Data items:
☆ ☆ ☆

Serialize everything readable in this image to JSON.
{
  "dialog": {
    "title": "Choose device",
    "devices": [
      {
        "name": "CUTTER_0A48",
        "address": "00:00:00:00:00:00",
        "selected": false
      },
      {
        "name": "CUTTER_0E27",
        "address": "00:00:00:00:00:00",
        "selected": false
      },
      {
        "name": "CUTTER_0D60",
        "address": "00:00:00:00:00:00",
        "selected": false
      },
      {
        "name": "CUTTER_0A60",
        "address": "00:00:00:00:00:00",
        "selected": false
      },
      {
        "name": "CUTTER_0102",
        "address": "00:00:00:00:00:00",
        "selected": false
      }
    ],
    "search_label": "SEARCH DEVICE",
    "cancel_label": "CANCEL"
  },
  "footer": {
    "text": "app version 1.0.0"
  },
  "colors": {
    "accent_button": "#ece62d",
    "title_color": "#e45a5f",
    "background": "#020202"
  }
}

☆ ☆ ☆

Task instructions »
Exactly as written, please output every entry.

Answer to the task »
Serialize everything readable in this image to JSON.
{
  "dialog": {
    "title": "Choose device",
    "devices": [
      {
        "name": "CUTTER_0A48",
        "address": "00:00:00:00:00:00",
        "selected": false
      },
      {
        "name": "CUTTER_0E27",
        "address": "00:00:00:00:00:00",
        "selected": false
      },
      {
        "name": "CUTTER_0D60",
        "address": "00:00:00:00:00:00",
        "selected": false
      },
      {
        "name": "CUTTER_0A60",
        "address": "00:00:00:00:00:00",
        "selected": false
      },
      {
        "name": "CUTTER_0102",
        "address": "00:00:00:00:00:00",
        "selected": false
      }
    ],
    "search_label": "SEARCH DEVICE",
    "cancel_label": "CANCEL"
  },
  "footer": {
    "text": "app version 1.0.0"
  },
  "colors": {
    "accent_button": "#ece62d",
    "title_color": "#e45a5f",
    "background": "#020202"
  }
}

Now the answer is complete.